**Text extract**:
[start]

Both Colorado, New York, and Utah provide examples of policies that control or slow government spending, which will lead to property tax relief. Spending limits combined with the truth-in-taxation process would provide property tax relief and reverse the massive increase in property taxes in many localities across Iowa.

 

During the 2019 legislative session, the Iowa legislature passed a property tax transparency and accountability measure. [xix] Iowa’s law only applies a soft 2 percent spending cap to cities and counties, while school districted are not included. The major provisions of the law include:

 

  • Requires cities and counties to pass a resolution that identifies the maximum amount of property tax dollars they are going to collect in the next fiscal year and hold a public hearing on that resolution.

[end]

**Required actions**:
**a.** According to the property tax text, what kind of spending cap does Iowa's 2019 law apply to cities and counties?
**b.** Please carry the Iowa property tax text forward from its final line.

**Data segment**:
[start]

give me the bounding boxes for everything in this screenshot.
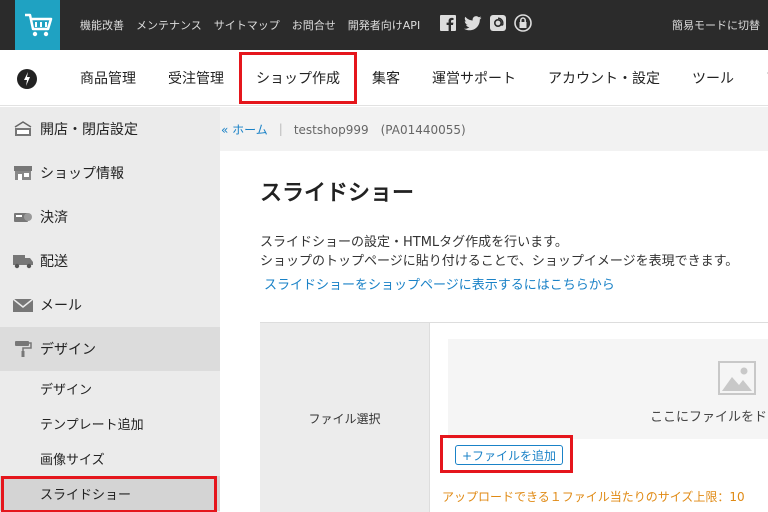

[end]

**Answers to the tasks**:
**a.** A soft 2 percent spending cap.

**b.**
  • Calls for the public hearing to have very specific budget/property tax disclosures, including a statement of the major reasons for increased property tax dollars to provide taxpayers with additional information. This hearing also gives local taxpayers the opportunity to submit objections to the proposal.
  • Requires a local government vote to increase their budgets. A simple majority is required for approval; however, a two-thirds supermajority is required for increases above two percent.

 

The goal of Iowa’s property tax transparency and accountability law is to slow the growth of property taxes and empower taxpayers to have a greater voice within the county and city budget process. This law will also make it more difficult for cities and counties to collect the windfall from increased assessments.  Although this law is a much-needed reform, the property tax transparency and accountability measure could be strengthened by including a direct notification provision.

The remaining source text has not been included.